:: WRITTEN TASK ::
Update everything in the records, from the first line down to the line containing "y-axis-label: Distance derivative", by replacing "series-line" with "data-line" and leaving all else unchanged.

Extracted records
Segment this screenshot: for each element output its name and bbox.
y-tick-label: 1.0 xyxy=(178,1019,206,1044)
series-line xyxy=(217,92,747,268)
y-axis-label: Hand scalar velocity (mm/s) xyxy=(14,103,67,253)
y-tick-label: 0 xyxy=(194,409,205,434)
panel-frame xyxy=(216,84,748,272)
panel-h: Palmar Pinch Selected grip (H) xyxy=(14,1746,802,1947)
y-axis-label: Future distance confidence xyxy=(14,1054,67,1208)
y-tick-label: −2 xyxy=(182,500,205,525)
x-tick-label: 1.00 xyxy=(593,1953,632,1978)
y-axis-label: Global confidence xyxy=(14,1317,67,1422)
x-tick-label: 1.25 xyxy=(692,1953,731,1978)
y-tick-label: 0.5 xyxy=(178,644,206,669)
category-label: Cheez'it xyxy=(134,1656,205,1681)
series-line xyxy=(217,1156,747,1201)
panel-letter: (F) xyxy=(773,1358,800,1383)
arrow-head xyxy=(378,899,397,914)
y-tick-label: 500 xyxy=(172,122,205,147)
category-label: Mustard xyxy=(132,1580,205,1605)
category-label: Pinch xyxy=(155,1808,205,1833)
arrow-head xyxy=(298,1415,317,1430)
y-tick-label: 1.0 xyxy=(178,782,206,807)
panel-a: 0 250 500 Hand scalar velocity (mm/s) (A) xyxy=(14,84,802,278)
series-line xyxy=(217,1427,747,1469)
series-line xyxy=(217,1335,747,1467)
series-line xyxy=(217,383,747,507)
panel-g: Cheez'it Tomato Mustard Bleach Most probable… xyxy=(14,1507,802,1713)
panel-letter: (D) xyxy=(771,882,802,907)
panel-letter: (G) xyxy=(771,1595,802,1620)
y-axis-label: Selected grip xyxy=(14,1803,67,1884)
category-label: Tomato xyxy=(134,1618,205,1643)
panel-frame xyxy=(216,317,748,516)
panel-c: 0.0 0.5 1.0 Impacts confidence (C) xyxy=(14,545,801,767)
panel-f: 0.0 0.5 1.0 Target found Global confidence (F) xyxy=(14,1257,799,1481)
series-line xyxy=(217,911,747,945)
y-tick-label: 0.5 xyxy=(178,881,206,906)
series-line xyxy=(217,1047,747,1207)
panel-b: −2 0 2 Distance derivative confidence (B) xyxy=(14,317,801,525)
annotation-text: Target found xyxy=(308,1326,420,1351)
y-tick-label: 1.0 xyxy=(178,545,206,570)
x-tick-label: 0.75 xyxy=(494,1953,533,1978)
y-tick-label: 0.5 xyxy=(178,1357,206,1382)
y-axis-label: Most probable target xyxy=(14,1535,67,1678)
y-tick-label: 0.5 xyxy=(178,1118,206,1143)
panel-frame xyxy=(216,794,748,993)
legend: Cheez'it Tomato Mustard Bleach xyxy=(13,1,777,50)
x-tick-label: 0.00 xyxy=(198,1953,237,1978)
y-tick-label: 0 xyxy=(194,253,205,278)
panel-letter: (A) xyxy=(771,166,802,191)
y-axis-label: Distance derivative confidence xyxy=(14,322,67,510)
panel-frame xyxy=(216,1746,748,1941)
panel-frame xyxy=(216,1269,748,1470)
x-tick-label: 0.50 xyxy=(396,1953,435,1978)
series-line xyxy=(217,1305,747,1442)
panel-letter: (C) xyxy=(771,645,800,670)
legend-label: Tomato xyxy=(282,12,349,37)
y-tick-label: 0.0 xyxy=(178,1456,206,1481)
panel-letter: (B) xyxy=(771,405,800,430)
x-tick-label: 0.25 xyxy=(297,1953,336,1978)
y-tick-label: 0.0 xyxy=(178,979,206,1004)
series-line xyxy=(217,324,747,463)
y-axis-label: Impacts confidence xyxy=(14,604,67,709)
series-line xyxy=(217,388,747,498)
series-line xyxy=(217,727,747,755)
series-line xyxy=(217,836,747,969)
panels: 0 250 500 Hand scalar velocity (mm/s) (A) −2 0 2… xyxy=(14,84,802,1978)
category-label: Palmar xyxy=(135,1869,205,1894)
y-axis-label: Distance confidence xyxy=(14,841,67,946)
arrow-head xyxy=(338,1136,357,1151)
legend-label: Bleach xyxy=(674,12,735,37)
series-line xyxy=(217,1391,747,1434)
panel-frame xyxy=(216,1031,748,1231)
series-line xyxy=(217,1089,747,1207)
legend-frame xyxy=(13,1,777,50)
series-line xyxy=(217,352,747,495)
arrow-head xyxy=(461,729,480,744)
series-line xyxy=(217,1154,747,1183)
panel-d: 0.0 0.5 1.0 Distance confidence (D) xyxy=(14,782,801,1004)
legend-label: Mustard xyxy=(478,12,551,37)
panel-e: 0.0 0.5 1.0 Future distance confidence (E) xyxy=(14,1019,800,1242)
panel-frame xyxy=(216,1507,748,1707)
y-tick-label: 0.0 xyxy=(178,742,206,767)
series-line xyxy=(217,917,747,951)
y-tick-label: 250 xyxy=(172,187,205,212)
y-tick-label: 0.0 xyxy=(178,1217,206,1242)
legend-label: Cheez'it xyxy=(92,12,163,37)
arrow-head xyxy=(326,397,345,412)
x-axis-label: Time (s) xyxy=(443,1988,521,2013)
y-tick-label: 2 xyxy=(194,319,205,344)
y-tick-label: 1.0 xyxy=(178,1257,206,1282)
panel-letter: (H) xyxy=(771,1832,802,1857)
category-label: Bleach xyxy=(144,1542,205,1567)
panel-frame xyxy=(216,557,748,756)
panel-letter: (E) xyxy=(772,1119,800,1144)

:: REPLY TO THE EXERCISE ::
Segment this screenshot: for each element output its name and bbox.
y-tick-label: 1.0 xyxy=(178,1019,206,1044)
data-line xyxy=(217,92,747,268)
y-axis-label: Hand scalar velocity (mm/s) xyxy=(14,103,67,253)
y-tick-label: 0 xyxy=(194,409,205,434)
panel-frame xyxy=(216,84,748,272)
panel-h: Palmar Pinch Selected grip (H) xyxy=(14,1746,802,1947)
y-axis-label: Future distance confidence xyxy=(14,1054,67,1208)
y-tick-label: −2 xyxy=(182,500,205,525)
x-tick-label: 1.00 xyxy=(593,1953,632,1978)
y-axis-label: Global confidence xyxy=(14,1317,67,1422)
x-tick-label: 1.25 xyxy=(692,1953,731,1978)
y-tick-label: 0.5 xyxy=(178,644,206,669)
category-label: Cheez'it xyxy=(134,1656,205,1681)
data-line xyxy=(217,1156,747,1201)
panel-letter: (F) xyxy=(773,1358,800,1383)
arrow-head xyxy=(378,899,397,914)
y-tick-label: 500 xyxy=(172,122,205,147)
category-label: Mustard xyxy=(132,1580,205,1605)
category-label: Pinch xyxy=(155,1808,205,1833)
arrow-head xyxy=(298,1415,317,1430)
y-tick-label: 1.0 xyxy=(178,782,206,807)
panel-a: 0 250 500 Hand scalar velocity (mm/s) (A) xyxy=(14,84,802,278)
data-line xyxy=(217,1427,747,1469)
data-line xyxy=(217,1335,747,1467)
data-line xyxy=(217,383,747,507)
panel-g: Cheez'it Tomato Mustard Bleach Most probable… xyxy=(14,1507,802,1713)
panel-letter: (D) xyxy=(771,882,802,907)
panel-letter: (G) xyxy=(771,1595,802,1620)
y-axis-label: Selected grip xyxy=(14,1803,67,1884)
category-label: Tomato xyxy=(134,1618,205,1643)
panel-frame xyxy=(216,317,748,516)
panel-c: 0.0 0.5 1.0 Impacts confidence (C) xyxy=(14,545,801,767)
panel-f: 0.0 0.5 1.0 Target found Global confidence (F) xyxy=(14,1257,799,1481)
data-line xyxy=(217,911,747,945)
y-tick-label: 0.5 xyxy=(178,881,206,906)
data-line xyxy=(217,1047,747,1207)
panel-b: −2 0 2 Distance derivative confidence (B) xyxy=(14,317,801,525)
annotation-text: Target found xyxy=(308,1326,420,1351)
y-tick-label: 1.0 xyxy=(178,545,206,570)
x-tick-label: 0.75 xyxy=(494,1953,533,1978)
y-tick-label: 0.5 xyxy=(178,1357,206,1382)
y-axis-label: Most probable target xyxy=(14,1535,67,1678)
y-tick-label: 0.5 xyxy=(178,1118,206,1143)
panel-frame xyxy=(216,794,748,993)
legend: Cheez'it Tomato Mustard Bleach xyxy=(13,1,777,50)
x-tick-label: 0.00 xyxy=(198,1953,237,1978)
y-tick-label: 0 xyxy=(194,253,205,278)
panel-letter: (A) xyxy=(771,166,802,191)
y-axis-label: Distance derivative confidence xyxy=(14,322,67,510)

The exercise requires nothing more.